Extracted entries.
— START —

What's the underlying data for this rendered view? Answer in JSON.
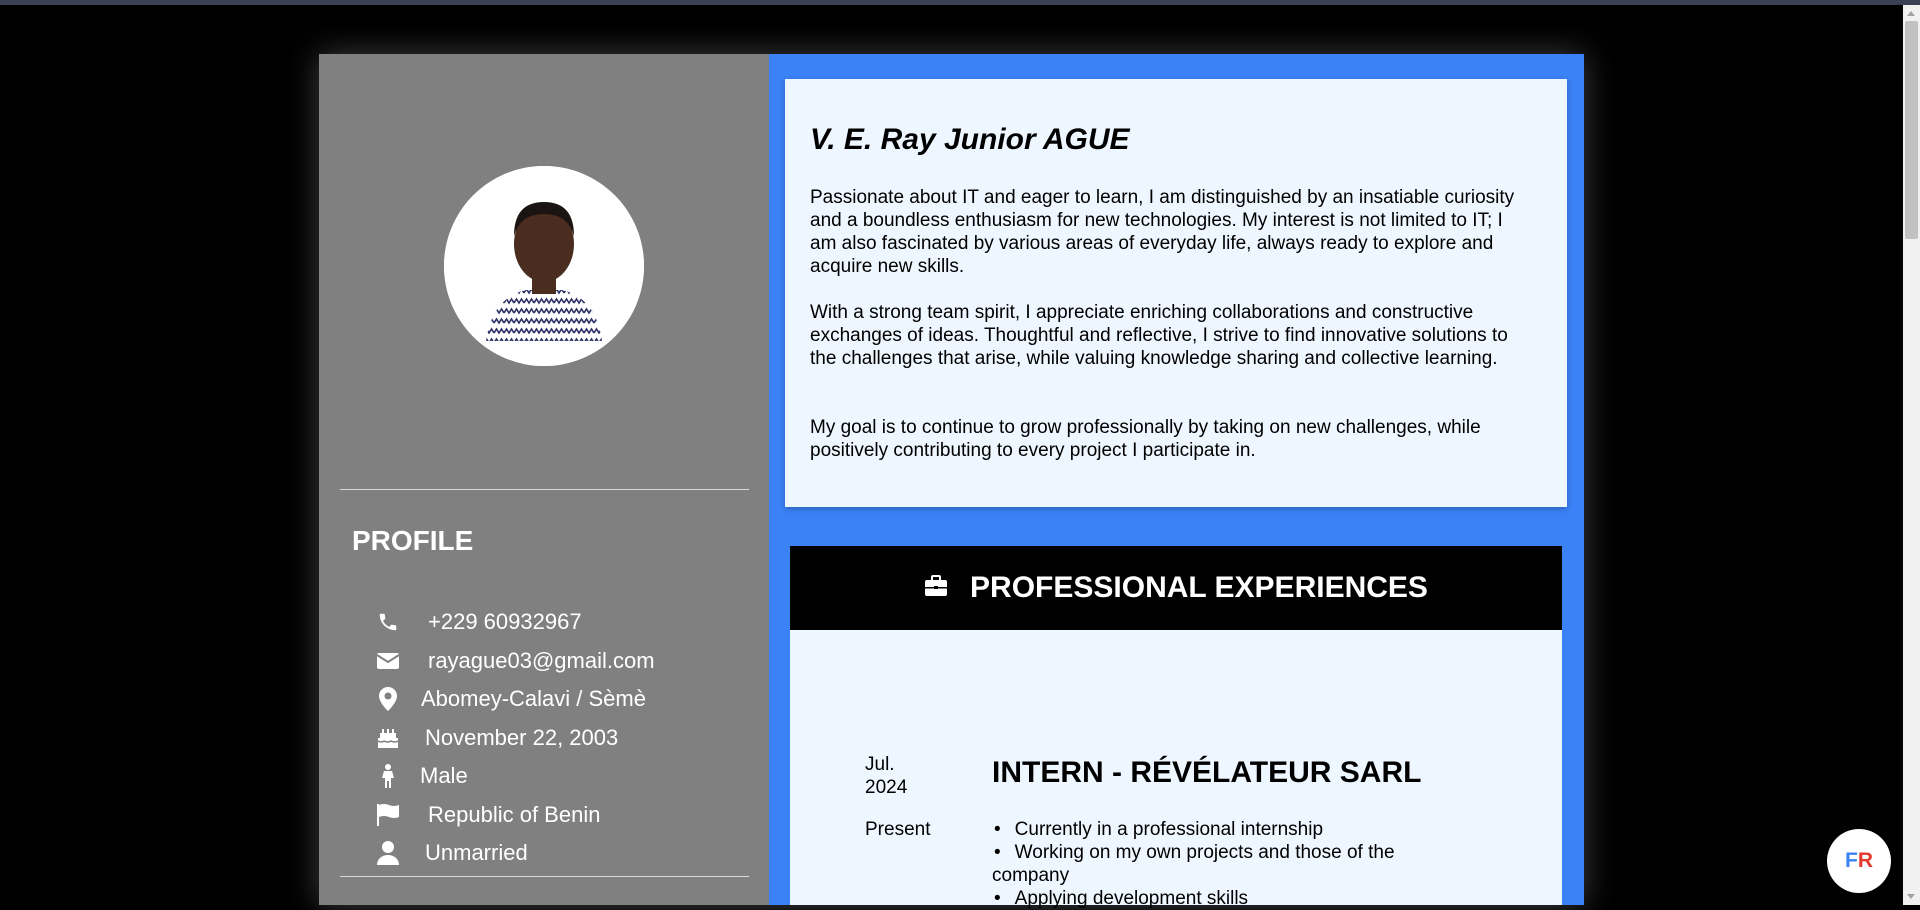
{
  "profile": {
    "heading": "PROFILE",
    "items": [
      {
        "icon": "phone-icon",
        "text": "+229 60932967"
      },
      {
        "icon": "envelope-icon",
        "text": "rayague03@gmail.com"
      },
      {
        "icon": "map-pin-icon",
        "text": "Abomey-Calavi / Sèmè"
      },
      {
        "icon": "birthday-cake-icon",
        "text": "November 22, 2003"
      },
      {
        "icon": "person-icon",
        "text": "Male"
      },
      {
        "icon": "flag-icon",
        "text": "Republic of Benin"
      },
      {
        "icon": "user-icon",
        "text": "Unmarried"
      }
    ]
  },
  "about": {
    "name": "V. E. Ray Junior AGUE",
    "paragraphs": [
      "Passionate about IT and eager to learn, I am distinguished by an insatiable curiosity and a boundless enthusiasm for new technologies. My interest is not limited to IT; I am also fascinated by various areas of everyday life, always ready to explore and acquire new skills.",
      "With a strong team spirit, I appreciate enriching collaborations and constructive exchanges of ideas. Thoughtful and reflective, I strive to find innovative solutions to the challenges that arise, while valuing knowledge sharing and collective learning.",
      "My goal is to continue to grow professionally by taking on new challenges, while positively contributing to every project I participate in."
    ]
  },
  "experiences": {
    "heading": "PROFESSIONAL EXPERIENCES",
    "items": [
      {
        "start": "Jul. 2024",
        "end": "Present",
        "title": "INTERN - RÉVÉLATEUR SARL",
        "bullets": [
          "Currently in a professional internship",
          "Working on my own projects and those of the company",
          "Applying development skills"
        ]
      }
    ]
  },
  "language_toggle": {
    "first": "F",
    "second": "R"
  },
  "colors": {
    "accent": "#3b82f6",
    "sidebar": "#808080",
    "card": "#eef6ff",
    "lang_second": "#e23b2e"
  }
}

— END —
— START —

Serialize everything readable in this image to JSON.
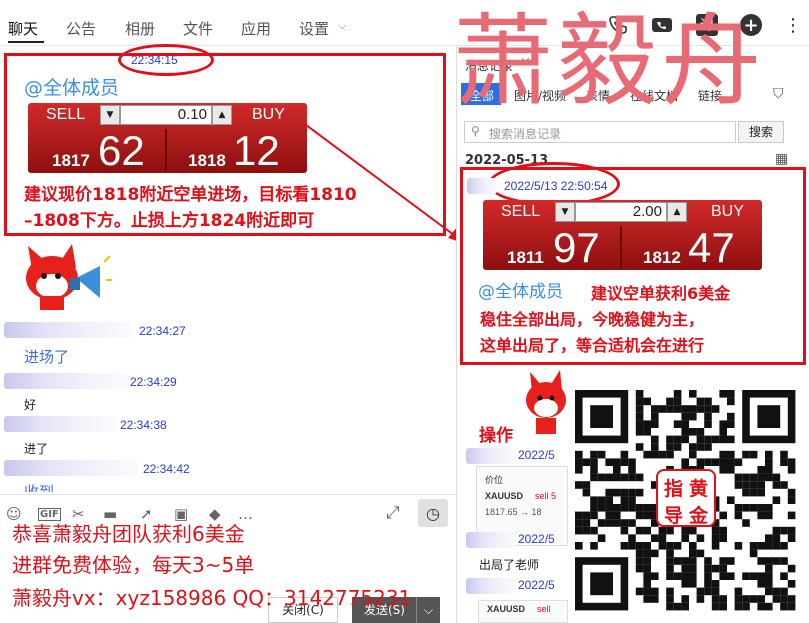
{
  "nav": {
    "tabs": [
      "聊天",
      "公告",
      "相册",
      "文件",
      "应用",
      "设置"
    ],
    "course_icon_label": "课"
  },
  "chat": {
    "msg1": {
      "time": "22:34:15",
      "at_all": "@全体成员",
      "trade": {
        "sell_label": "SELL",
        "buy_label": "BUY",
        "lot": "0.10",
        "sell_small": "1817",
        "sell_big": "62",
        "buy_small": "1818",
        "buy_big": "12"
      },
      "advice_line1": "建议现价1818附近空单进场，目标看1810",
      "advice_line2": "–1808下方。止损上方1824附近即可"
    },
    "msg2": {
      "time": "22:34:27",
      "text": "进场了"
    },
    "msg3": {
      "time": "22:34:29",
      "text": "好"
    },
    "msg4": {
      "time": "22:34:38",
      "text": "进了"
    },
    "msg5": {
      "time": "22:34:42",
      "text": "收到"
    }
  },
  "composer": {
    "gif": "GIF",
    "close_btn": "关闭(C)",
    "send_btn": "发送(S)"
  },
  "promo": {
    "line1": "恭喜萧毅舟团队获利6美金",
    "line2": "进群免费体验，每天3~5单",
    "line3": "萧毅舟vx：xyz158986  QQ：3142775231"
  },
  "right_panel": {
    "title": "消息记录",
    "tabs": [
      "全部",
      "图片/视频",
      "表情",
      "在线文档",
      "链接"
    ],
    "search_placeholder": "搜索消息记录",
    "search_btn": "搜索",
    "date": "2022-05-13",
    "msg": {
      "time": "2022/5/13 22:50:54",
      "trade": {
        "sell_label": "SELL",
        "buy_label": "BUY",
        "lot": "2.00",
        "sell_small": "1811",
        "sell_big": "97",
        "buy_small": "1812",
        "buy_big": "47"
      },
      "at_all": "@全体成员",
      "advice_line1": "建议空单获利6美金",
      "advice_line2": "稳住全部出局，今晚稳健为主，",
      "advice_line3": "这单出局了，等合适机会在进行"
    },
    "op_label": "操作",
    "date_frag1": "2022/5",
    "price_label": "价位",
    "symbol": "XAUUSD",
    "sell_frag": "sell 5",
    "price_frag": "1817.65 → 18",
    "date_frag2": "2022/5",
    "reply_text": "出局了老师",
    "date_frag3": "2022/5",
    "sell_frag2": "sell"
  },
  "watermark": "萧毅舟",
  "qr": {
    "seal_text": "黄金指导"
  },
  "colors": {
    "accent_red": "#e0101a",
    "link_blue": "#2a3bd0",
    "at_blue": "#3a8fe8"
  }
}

— END —

Take each line containing the string "heading" and copy it out.

    "heading": "PROFILE",
    "heading": "PROFESSIONAL EXPERIENCES",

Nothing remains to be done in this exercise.